***** Material

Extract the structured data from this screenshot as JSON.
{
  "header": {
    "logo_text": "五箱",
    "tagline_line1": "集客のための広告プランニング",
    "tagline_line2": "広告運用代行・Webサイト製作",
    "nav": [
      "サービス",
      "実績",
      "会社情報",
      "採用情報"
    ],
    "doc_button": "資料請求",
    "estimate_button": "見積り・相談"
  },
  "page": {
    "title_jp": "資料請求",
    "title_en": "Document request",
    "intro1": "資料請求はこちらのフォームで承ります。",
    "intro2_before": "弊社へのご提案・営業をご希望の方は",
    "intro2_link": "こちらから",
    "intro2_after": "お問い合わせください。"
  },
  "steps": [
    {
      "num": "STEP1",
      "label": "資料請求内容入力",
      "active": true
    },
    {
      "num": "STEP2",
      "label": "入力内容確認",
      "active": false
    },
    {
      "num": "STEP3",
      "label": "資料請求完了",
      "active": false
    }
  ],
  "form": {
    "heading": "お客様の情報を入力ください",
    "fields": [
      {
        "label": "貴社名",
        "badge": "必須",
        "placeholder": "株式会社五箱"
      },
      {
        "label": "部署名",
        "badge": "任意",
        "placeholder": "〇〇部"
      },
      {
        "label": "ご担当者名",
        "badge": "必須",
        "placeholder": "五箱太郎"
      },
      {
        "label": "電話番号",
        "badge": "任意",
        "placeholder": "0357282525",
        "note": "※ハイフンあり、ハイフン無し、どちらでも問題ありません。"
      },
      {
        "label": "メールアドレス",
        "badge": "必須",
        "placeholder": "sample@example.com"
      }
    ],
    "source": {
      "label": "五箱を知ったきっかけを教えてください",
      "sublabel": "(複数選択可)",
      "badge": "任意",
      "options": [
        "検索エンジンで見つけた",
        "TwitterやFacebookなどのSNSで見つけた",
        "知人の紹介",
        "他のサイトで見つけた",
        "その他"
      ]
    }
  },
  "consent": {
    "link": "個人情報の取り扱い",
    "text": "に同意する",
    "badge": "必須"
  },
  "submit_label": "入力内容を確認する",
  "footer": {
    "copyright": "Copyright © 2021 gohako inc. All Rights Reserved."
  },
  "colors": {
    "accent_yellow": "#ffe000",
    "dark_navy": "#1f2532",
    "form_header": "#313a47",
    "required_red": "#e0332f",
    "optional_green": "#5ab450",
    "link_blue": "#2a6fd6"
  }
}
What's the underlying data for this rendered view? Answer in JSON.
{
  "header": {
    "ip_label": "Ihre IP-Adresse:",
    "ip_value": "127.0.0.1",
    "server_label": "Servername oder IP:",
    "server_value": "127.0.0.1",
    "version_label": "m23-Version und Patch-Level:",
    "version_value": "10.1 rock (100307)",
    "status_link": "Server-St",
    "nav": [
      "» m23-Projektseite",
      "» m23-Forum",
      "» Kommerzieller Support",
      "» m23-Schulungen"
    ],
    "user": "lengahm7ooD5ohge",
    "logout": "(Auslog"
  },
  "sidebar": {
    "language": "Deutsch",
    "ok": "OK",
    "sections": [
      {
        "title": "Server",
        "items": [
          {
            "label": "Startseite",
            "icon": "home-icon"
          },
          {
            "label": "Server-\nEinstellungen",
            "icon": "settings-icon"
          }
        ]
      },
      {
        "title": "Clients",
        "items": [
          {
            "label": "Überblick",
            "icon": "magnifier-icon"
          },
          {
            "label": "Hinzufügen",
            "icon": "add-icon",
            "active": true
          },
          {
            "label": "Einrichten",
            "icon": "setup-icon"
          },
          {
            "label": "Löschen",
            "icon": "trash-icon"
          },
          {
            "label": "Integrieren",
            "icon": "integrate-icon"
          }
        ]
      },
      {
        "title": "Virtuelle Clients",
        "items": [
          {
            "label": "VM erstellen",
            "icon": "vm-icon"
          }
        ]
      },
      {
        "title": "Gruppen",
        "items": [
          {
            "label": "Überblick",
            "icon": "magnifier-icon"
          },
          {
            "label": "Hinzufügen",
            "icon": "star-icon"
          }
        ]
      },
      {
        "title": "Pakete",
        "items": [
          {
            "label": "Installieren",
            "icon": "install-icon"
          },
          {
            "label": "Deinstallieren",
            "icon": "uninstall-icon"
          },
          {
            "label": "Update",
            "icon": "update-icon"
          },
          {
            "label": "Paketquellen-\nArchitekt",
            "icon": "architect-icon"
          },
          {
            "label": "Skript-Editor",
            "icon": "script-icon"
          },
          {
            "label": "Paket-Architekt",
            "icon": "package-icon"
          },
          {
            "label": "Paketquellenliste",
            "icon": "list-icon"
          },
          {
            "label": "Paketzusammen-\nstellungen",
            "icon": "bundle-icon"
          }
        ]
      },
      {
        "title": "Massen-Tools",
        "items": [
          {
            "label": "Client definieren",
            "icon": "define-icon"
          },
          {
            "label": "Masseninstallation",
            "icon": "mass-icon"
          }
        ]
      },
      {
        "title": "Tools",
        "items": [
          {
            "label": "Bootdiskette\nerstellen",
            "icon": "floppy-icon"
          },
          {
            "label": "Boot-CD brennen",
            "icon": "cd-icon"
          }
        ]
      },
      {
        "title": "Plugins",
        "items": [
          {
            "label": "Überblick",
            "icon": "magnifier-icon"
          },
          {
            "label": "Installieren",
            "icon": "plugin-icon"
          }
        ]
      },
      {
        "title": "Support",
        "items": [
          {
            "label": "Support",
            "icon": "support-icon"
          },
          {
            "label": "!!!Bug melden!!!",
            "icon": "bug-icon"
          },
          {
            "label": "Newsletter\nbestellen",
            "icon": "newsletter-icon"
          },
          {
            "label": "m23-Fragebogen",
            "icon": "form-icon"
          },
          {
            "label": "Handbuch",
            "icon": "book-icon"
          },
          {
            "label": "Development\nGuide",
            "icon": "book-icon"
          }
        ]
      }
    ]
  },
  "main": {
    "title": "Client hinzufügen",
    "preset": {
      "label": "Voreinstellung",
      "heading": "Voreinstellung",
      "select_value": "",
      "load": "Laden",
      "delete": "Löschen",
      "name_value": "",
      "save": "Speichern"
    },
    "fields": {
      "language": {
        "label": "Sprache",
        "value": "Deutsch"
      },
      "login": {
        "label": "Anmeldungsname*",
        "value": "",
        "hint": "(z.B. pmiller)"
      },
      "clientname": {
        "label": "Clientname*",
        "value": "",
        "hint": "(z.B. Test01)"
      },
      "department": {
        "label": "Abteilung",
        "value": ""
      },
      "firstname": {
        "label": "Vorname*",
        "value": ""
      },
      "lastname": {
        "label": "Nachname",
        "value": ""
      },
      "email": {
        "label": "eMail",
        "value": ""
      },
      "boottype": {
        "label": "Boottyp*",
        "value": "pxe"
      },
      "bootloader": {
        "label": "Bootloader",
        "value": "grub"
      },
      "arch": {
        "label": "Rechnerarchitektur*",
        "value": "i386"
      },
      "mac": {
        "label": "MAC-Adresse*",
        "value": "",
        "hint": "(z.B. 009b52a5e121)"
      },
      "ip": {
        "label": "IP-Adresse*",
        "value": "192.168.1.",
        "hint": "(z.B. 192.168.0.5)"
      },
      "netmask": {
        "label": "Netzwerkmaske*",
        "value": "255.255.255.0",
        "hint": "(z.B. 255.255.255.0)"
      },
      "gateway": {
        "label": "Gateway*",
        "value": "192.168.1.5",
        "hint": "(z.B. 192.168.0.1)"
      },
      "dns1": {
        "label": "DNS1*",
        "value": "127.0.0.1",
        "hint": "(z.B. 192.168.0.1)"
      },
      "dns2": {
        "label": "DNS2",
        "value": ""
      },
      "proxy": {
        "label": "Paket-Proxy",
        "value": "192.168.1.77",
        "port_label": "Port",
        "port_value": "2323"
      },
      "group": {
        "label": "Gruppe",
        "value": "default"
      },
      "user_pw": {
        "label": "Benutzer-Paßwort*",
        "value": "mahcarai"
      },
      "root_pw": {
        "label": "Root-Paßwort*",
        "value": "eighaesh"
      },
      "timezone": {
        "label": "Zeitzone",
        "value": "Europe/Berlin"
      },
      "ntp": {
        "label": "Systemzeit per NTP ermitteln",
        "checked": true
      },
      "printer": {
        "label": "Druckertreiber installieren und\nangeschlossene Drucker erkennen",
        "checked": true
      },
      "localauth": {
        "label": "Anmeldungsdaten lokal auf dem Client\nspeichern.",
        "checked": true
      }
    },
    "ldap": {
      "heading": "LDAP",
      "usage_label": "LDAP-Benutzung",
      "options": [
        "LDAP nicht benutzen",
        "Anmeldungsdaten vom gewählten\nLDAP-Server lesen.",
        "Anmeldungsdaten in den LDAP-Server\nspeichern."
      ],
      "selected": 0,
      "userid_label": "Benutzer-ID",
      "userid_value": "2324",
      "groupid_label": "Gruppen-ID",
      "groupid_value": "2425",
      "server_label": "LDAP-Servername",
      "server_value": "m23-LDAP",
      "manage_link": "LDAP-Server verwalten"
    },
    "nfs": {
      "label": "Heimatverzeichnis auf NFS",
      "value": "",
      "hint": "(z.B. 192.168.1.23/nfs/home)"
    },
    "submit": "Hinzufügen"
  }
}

**********

§ Instructions to follow: From the material above, gather all lines that include the string "JSON" and copy them.

§ The reply:
Extract the structured data from this screenshot as JSON.
What's the underlying data for this rendered view? Answer in JSON.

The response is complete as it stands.